PROBLEM STATEMENT →
Omit any picture, and return the remaining data exactly as written.

⟨

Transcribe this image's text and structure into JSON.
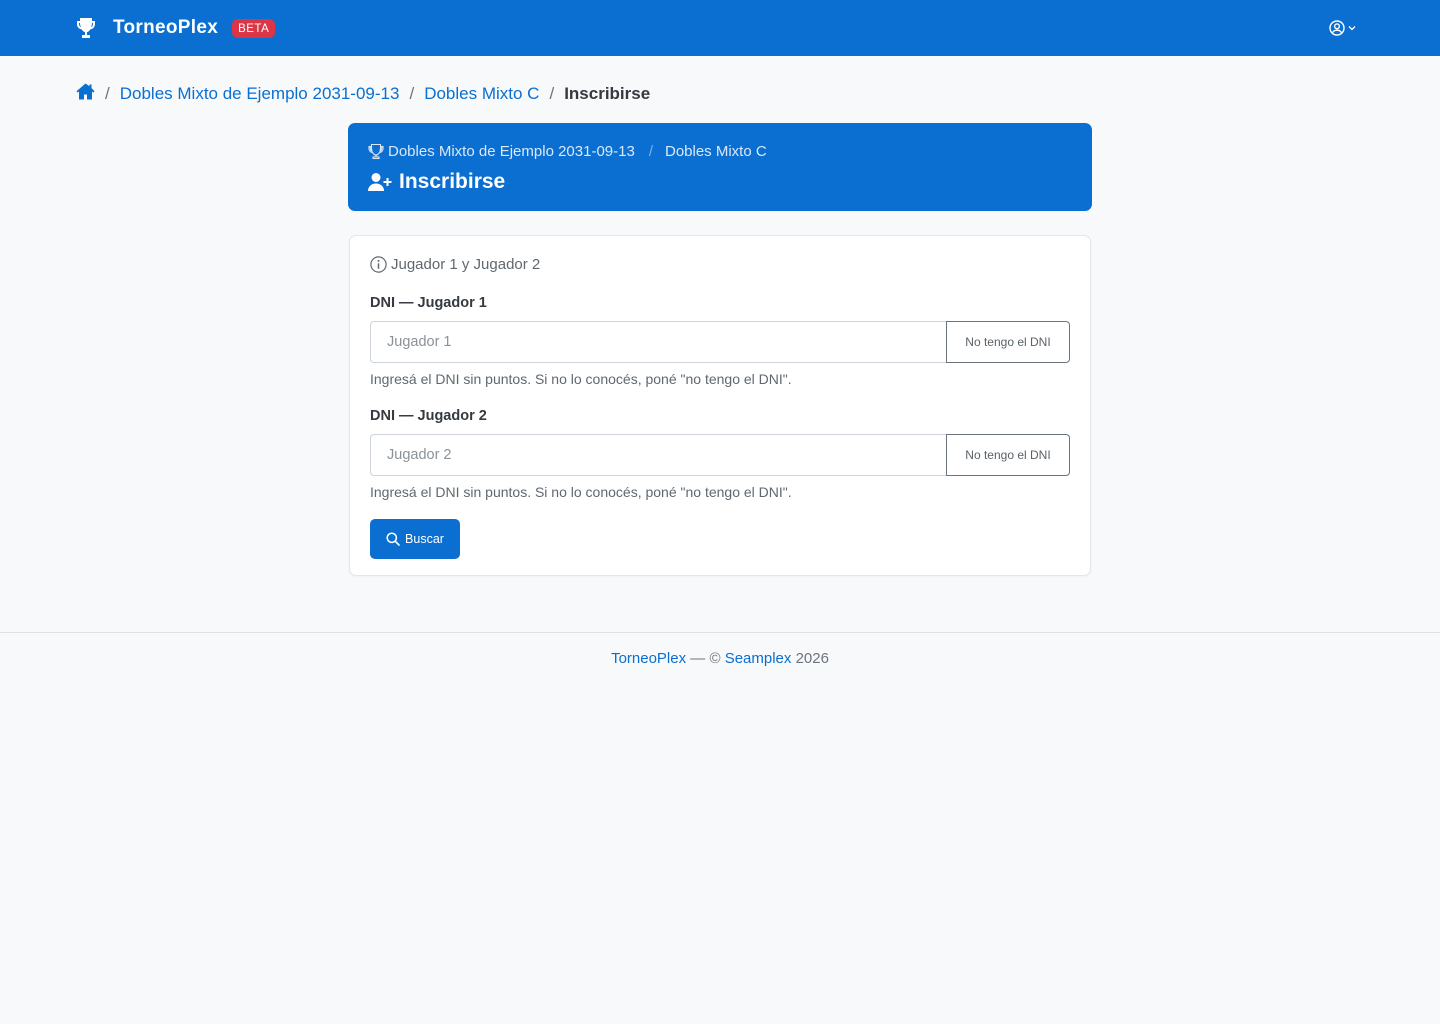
{
  "navbar": {
    "brand": "TorneoPlex",
    "badge": "BETA",
    "user_menu_icon": "user-circle-icon",
    "colors": {
      "primary": "#0a6fd1",
      "badge": "#dc3545"
    }
  },
  "breadcrumb": {
    "home_icon": "home-icon",
    "items": [
      {
        "label": "Dobles Mixto de Ejemplo 2031-09-13"
      },
      {
        "label": "Dobles Mixto C"
      }
    ],
    "current": "Inscribirse",
    "separator": "/"
  },
  "header_card": {
    "tournament": "Dobles Mixto de Ejemplo 2031-09-13",
    "separator": "/",
    "category": "Dobles Mixto C",
    "title": "Inscribirse"
  },
  "form": {
    "info": "Jugador 1 y Jugador 2",
    "player1": {
      "label": "DNI — Jugador 1",
      "placeholder": "Jugador 1",
      "value": "",
      "no_dni_button": "No tengo el DNI",
      "help": "Ingresá el DNI sin puntos. Si no lo conocés, poné \"no tengo el DNI\"."
    },
    "player2": {
      "label": "DNI — Jugador 2",
      "placeholder": "Jugador 2",
      "value": "",
      "no_dni_button": "No tengo el DNI",
      "help": "Ingresá el DNI sin puntos. Si no lo conocés, poné \"no tengo el DNI\"."
    },
    "search_button": "Buscar"
  },
  "footer": {
    "brand_link": "TorneoPlex",
    "separator": "— ©",
    "company_link": "Seamplex",
    "year": "2026"
  }
}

⟩

RESPONSE BELOW →
Transcribe this image's text and structure into JSON.
{
  "navbar": {
    "brand": "TorneoPlex",
    "badge": "BETA",
    "user_menu_icon": "user-circle-icon",
    "colors": {
      "primary": "#0a6fd1",
      "badge": "#dc3545"
    }
  },
  "breadcrumb": {
    "home_icon": "home-icon",
    "items": [
      {
        "label": "Dobles Mixto de Ejemplo 2031-09-13"
      },
      {
        "label": "Dobles Mixto C"
      }
    ],
    "current": "Inscribirse",
    "separator": "/"
  },
  "header_card": {
    "tournament": "Dobles Mixto de Ejemplo 2031-09-13",
    "separator": "/",
    "category": "Dobles Mixto C",
    "title": "Inscribirse"
  },
  "form": {
    "info": "Jugador 1 y Jugador 2",
    "player1": {
      "label": "DNI — Jugador 1",
      "placeholder": "Jugador 1",
      "value": "",
      "no_dni_button": "No tengo el DNI",
      "help": "Ingresá el DNI sin puntos. Si no lo conocés, poné \"no tengo el DNI\"."
    },
    "player2": {
      "label": "DNI — Jugador 2",
      "placeholder": "Jugador 2",
      "value": "",
      "no_dni_button": "No tengo el DNI",
      "help": "Ingresá el DNI sin puntos. Si no lo conocés, poné \"no tengo el DNI\"."
    },
    "search_button": "Buscar"
  },
  "footer": {
    "brand_link": "TorneoPlex",
    "separator": "— ©",
    "company_link": "Seamplex",
    "year": "2026"
  }
}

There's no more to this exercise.